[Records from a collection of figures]
++++
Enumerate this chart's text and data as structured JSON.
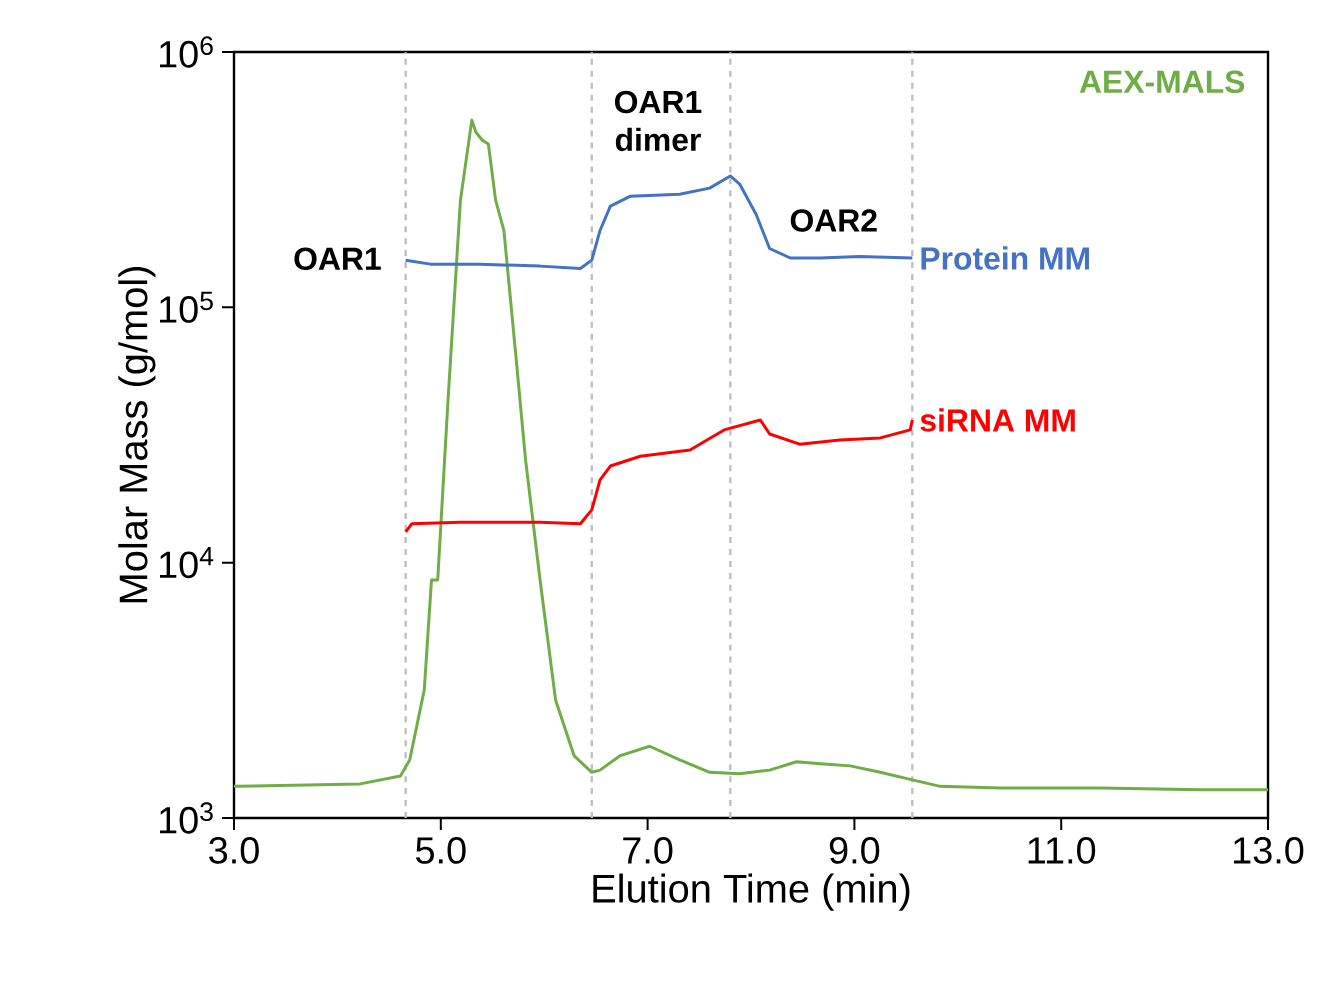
{
  "chart_data": {
    "type": "line",
    "xlabel": "Elution Time (min)",
    "ylabel": "Molar Mass (g/mol)",
    "log": "y",
    "xlim": [
      3,
      13
    ],
    "xticks": [
      {
        "value": 3,
        "label": "3.0"
      },
      {
        "value": 5,
        "label": "5.0"
      },
      {
        "value": 7,
        "label": "7.0"
      },
      {
        "value": 9,
        "label": "9.0"
      },
      {
        "value": 11,
        "label": "11.0"
      },
      {
        "value": 13,
        "label": "13.0"
      }
    ],
    "ylim": [
      1000,
      1000000
    ],
    "yticks": [
      {
        "value": 1000,
        "label": "10$^{3}$"
      },
      {
        "value": 10000,
        "label": "10$^{4}$"
      },
      {
        "value": 100000,
        "label": "10$^{5}$"
      },
      {
        "value": 1000000,
        "label": "10$^{6}$"
      }
    ],
    "grid": false,
    "series": [
      {
        "name": "AEX-MALS",
        "color": "#70ad47",
        "x": [
          3.0,
          4.22,
          4.61,
          4.7,
          4.8,
          4.84,
          4.91,
          4.97,
          5.07,
          5.19,
          5.3,
          5.34,
          5.4,
          5.46,
          5.53,
          5.61,
          5.73,
          5.82,
          5.96,
          6.11,
          6.29,
          6.46,
          6.54,
          6.73,
          7.02,
          7.31,
          7.6,
          7.89,
          8.18,
          8.44,
          8.67,
          8.96,
          9.25,
          9.56,
          9.83,
          10.41,
          11.38,
          12.34,
          13.0
        ],
        "values": [
          1330,
          1360,
          1460,
          1690,
          2650,
          3170,
          8550,
          8550,
          43400,
          263000,
          541000,
          485000,
          452000,
          436000,
          263000,
          200000,
          62100,
          25200,
          8550,
          2900,
          1750,
          1510,
          1540,
          1750,
          1910,
          1690,
          1510,
          1490,
          1540,
          1660,
          1630,
          1600,
          1510,
          1410,
          1330,
          1310,
          1310,
          1290,
          1290
        ]
      },
      {
        "name": "Protein MM",
        "color": "#4472c4",
        "x": [
          4.66,
          4.9,
          5.38,
          5.96,
          6.35,
          6.46,
          6.54,
          6.64,
          6.83,
          7.31,
          7.6,
          7.8,
          7.89,
          8.05,
          8.18,
          8.38,
          8.67,
          9.05,
          9.56
        ],
        "values": [
          153000,
          147600,
          147600,
          145000,
          142000,
          153000,
          200000,
          249000,
          272000,
          277000,
          293000,
          327000,
          304000,
          231000,
          170000,
          156000,
          156000,
          158000,
          156000
        ]
      },
      {
        "name": "siRNA MM",
        "color": "#ff0000",
        "x": [
          4.66,
          4.72,
          5.19,
          5.96,
          6.35,
          6.46,
          6.54,
          6.64,
          6.93,
          7.41,
          7.74,
          8.09,
          8.18,
          8.47,
          8.86,
          9.25,
          9.54,
          9.56
        ],
        "values": [
          13200,
          14200,
          14400,
          14400,
          14200,
          16100,
          21100,
          23900,
          26100,
          27600,
          33100,
          36200,
          31900,
          29100,
          30200,
          30800,
          33100,
          36200
        ]
      }
    ],
    "ref_lines": [
      {
        "axis": "x",
        "value": 4.66,
        "color": "#bfbfbf",
        "line_style": "dashed"
      },
      {
        "axis": "x",
        "value": 6.46,
        "color": "#bfbfbf",
        "line_style": "dashed"
      },
      {
        "axis": "x",
        "value": 7.8,
        "color": "#bfbfbf",
        "line_style": "dashed"
      },
      {
        "axis": "x",
        "value": 9.56,
        "color": "#bfbfbf",
        "line_style": "dashed"
      }
    ],
    "annotations": [
      "OAR1",
      "OAR1 dimer",
      "OAR2"
    ]
  }
}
++++
Exactly as they appear above, give the records again, without their pictures.

Enumerate this chart's text and data as structured JSON.
{
  "chart_data": {
    "type": "line",
    "xlabel": "Elution Time (min)",
    "ylabel": "Molar Mass (g/mol)",
    "log": "y",
    "xlim": [
      3,
      13
    ],
    "xticks": [
      {
        "value": 3,
        "label": "3.0"
      },
      {
        "value": 5,
        "label": "5.0"
      },
      {
        "value": 7,
        "label": "7.0"
      },
      {
        "value": 9,
        "label": "9.0"
      },
      {
        "value": 11,
        "label": "11.0"
      },
      {
        "value": 13,
        "label": "13.0"
      }
    ],
    "ylim": [
      1000,
      1000000
    ],
    "yticks": [
      {
        "value": 1000,
        "label": "10$^{3}$"
      },
      {
        "value": 10000,
        "label": "10$^{4}$"
      },
      {
        "value": 100000,
        "label": "10$^{5}$"
      },
      {
        "value": 1000000,
        "label": "10$^{6}$"
      }
    ],
    "grid": false,
    "series": [
      {
        "name": "AEX-MALS",
        "color": "#70ad47",
        "x": [
          3.0,
          4.22,
          4.61,
          4.7,
          4.8,
          4.84,
          4.91,
          4.97,
          5.07,
          5.19,
          5.3,
          5.34,
          5.4,
          5.46,
          5.53,
          5.61,
          5.73,
          5.82,
          5.96,
          6.11,
          6.29,
          6.46,
          6.54,
          6.73,
          7.02,
          7.31,
          7.6,
          7.89,
          8.18,
          8.44,
          8.67,
          8.96,
          9.25,
          9.56,
          9.83,
          10.41,
          11.38,
          12.34,
          13.0
        ],
        "values": [
          1330,
          1360,
          1460,
          1690,
          2650,
          3170,
          8550,
          8550,
          43400,
          263000,
          541000,
          485000,
          452000,
          436000,
          263000,
          200000,
          62100,
          25200,
          8550,
          2900,
          1750,
          1510,
          1540,
          1750,
          1910,
          1690,
          1510,
          1490,
          1540,
          1660,
          1630,
          1600,
          1510,
          1410,
          1330,
          1310,
          1310,
          1290,
          1290
        ]
      },
      {
        "name": "Protein MM",
        "color": "#4472c4",
        "x": [
          4.66,
          4.9,
          5.38,
          5.96,
          6.35,
          6.46,
          6.54,
          6.64,
          6.83,
          7.31,
          7.6,
          7.8,
          7.89,
          8.05,
          8.18,
          8.38,
          8.67,
          9.05,
          9.56
        ],
        "values": [
          153000,
          147600,
          147600,
          145000,
          142000,
          153000,
          200000,
          249000,
          272000,
          277000,
          293000,
          327000,
          304000,
          231000,
          170000,
          156000,
          156000,
          158000,
          156000
        ]
      },
      {
        "name": "siRNA MM",
        "color": "#ff0000",
        "x": [
          4.66,
          4.72,
          5.19,
          5.96,
          6.35,
          6.46,
          6.54,
          6.64,
          6.93,
          7.41,
          7.74,
          8.09,
          8.18,
          8.47,
          8.86,
          9.25,
          9.54,
          9.56
        ],
        "values": [
          13200,
          14200,
          14400,
          14400,
          14200,
          16100,
          21100,
          23900,
          26100,
          27600,
          33100,
          36200,
          31900,
          29100,
          30200,
          30800,
          33100,
          36200
        ]
      }
    ],
    "ref_lines": [
      {
        "axis": "x",
        "value": 4.66,
        "color": "#bfbfbf",
        "line_style": "dashed"
      },
      {
        "axis": "x",
        "value": 6.46,
        "color": "#bfbfbf",
        "line_style": "dashed"
      },
      {
        "axis": "x",
        "value": 7.8,
        "color": "#bfbfbf",
        "line_style": "dashed"
      },
      {
        "axis": "x",
        "value": 9.56,
        "color": "#bfbfbf",
        "line_style": "dashed"
      }
    ],
    "annotations": [
      "OAR1",
      "OAR1 dimer",
      "OAR2"
    ]
  }
}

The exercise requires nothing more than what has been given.